Set out each line of the material below as a row of a Markdown table, leaving out blank lines. Use the column headings "Row" and "Line", with the row number in the first column and the line in the second.

Saved data entries:
━━━━━━━━━━
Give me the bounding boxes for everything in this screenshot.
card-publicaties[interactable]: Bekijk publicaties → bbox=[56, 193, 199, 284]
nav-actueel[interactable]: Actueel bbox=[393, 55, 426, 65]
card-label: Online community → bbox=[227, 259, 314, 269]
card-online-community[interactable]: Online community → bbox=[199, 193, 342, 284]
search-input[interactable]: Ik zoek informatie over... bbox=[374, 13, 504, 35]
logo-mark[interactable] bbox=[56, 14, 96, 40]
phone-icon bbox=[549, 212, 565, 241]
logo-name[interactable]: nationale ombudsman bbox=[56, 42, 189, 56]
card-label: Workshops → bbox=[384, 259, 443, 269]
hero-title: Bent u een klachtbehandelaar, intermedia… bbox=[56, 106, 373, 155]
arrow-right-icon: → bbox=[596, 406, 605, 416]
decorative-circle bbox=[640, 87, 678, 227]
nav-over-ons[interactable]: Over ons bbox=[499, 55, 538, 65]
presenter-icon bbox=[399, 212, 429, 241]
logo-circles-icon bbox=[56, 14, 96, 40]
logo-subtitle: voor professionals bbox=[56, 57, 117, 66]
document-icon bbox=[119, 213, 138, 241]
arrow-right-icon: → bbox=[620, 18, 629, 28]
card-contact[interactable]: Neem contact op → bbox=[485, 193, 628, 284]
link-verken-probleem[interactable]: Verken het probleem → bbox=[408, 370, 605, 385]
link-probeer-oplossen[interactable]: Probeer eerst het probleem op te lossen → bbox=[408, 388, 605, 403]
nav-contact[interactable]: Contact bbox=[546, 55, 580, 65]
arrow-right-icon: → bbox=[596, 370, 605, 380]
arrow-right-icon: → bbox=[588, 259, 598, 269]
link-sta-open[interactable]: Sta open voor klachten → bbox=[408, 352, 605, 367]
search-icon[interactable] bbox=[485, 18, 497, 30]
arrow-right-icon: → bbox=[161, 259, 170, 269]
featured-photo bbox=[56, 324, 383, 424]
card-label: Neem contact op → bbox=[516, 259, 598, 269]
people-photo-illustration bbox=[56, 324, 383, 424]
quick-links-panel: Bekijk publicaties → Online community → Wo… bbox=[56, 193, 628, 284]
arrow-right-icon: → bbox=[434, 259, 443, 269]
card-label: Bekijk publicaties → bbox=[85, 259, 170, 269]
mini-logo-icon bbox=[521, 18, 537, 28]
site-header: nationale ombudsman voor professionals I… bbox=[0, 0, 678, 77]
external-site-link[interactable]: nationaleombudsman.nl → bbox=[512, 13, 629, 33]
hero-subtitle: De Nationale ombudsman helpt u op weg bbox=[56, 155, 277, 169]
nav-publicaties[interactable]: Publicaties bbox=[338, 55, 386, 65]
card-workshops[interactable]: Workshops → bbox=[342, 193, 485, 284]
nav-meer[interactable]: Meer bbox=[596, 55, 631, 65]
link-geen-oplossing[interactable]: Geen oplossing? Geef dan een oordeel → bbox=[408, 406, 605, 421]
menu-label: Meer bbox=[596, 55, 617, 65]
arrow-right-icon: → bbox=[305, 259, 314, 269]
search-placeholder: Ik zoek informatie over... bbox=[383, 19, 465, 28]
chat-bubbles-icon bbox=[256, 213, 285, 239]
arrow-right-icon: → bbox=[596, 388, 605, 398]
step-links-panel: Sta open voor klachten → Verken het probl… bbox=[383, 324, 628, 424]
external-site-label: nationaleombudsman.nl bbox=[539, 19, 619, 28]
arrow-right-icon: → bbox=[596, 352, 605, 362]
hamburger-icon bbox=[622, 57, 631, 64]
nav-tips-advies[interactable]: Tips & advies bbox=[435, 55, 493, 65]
━━━━━━━━━━
* [Worked answer]
| Row | Line |
|---|---|
| 1 | Give me the bounding boxes for everything in this screenshot. |
| 2 | card-publicaties[interactable]: Bekijk publicaties → bbox=[56, 193, 199, 284] |
| 3 | nav-actueel[interactable]: Actueel bbox=[393, 55, 426, 65] |
| 4 | card-label: Online community → bbox=[227, 259, 314, 269] |
| 5 | card-online-community[interactable]: Online community → bbox=[199, 193, 342, 284] |
| 6 | search-input[interactable]: Ik zoek informatie over... bbox=[374, 13, 504, 35] |
| 7 | logo-mark[interactable] bbox=[56, 14, 96, 40] |
| 8 | phone-icon bbox=[549, 212, 565, 241] |
| 9 | logo-name[interactable]: nationale ombudsman bbox=[56, 42, 189, 56] |
| 10 | card-label: Workshops → bbox=[384, 259, 443, 269] |
| 11 | hero-title: Bent u een klachtbehandelaar, intermedia… bbox=[56, 106, 373, 155] |
| 12 | arrow-right-icon: → bbox=[596, 406, 605, 416] |
| 13 | decorative-circle bbox=[640, 87, 678, 227] |
| 14 | nav-over-ons[interactable]: Over ons bbox=[499, 55, 538, 65] |
| 15 | presenter-icon bbox=[399, 212, 429, 241] |
| 16 | logo-circles-icon bbox=[56, 14, 96, 40] |
| 17 | logo-subtitle: voor professionals bbox=[56, 57, 117, 66] |
| 18 | document-icon bbox=[119, 213, 138, 241] |
| 19 | arrow-right-icon: → bbox=[620, 18, 629, 28] |
| 20 | card-contact[interactable]: Neem contact op → bbox=[485, 193, 628, 284] |
| 21 | link-verken-probleem[interactable]: Verken het probleem → bbox=[408, 370, 605, 385] |
| 22 | link-probeer-oplossen[interactable]: Probeer eerst het probleem op te lossen → bbox=[408, 388, 605, 403] |
| 23 | nav-contact[interactable]: Contact bbox=[546, 55, 580, 65] |
| 24 | arrow-right-icon: → bbox=[596, 370, 605, 380] |
| 25 | arrow-right-icon: → bbox=[588, 259, 598, 269] |
| 26 | link-sta-open[interactable]: Sta open voor klachten → bbox=[408, 352, 605, 367] |
| 27 | search-icon[interactable] bbox=[485, 18, 497, 30] |
| 28 | arrow-right-icon: → bbox=[161, 259, 170, 269] |
| 29 | featured-photo bbox=[56, 324, 383, 424] |
| 30 | card-label: Neem contact op → bbox=[516, 259, 598, 269] |
| 31 | people-photo-illustration bbox=[56, 324, 383, 424] |
| 32 | quick-links-panel: Bekijk publicaties → Online community → Wo… bbox=[56, 193, 628, 284] |
| 33 | arrow-right-icon: → bbox=[434, 259, 443, 269] |
| 34 | card-label: Bekijk publicaties → bbox=[85, 259, 170, 269] |
| 35 | mini-logo-icon bbox=[521, 18, 537, 28] |
| 36 | site-header: nationale ombudsman voor professionals I… bbox=[0, 0, 678, 77] |
| 37 | external-site-link[interactable]: nationaleombudsman.nl → bbox=[512, 13, 629, 33] |
| 38 | hero-subtitle: De Nationale ombudsman helpt u op weg bbox=[56, 155, 277, 169] |
| 39 | nav-publicaties[interactable]: Publicaties bbox=[338, 55, 386, 65] |
| 40 | card-workshops[interactable]: Workshops → bbox=[342, 193, 485, 284] |
| 41 | nav-meer[interactable]: Meer bbox=[596, 55, 631, 65] |
| 42 | link-geen-oplossing[interactable]: Geen oplossing? Geef dan een oordeel → bbox=[408, 406, 605, 421] |
| 43 | menu-label: Meer bbox=[596, 55, 617, 65] |
| 44 | arrow-right-icon: → bbox=[305, 259, 314, 269] |
| 45 | search-placeholder: Ik zoek informatie over... bbox=[383, 19, 465, 28] |
| 46 | chat-bubbles-icon bbox=[256, 213, 285, 239] |
| 47 | arrow-right-icon: → bbox=[596, 388, 605, 398] |
| 48 | step-links-panel: Sta open voor klachten → Verken het probl… bbox=[383, 324, 628, 424] |
| 49 | external-site-label: nationaleombudsman.nl bbox=[539, 19, 619, 28] |
| 50 | arrow-right-icon: → bbox=[596, 352, 605, 362] |
| 51 | hamburger-icon bbox=[622, 57, 631, 64] |
| 52 | nav-tips-advies[interactable]: Tips & advies bbox=[435, 55, 493, 65] |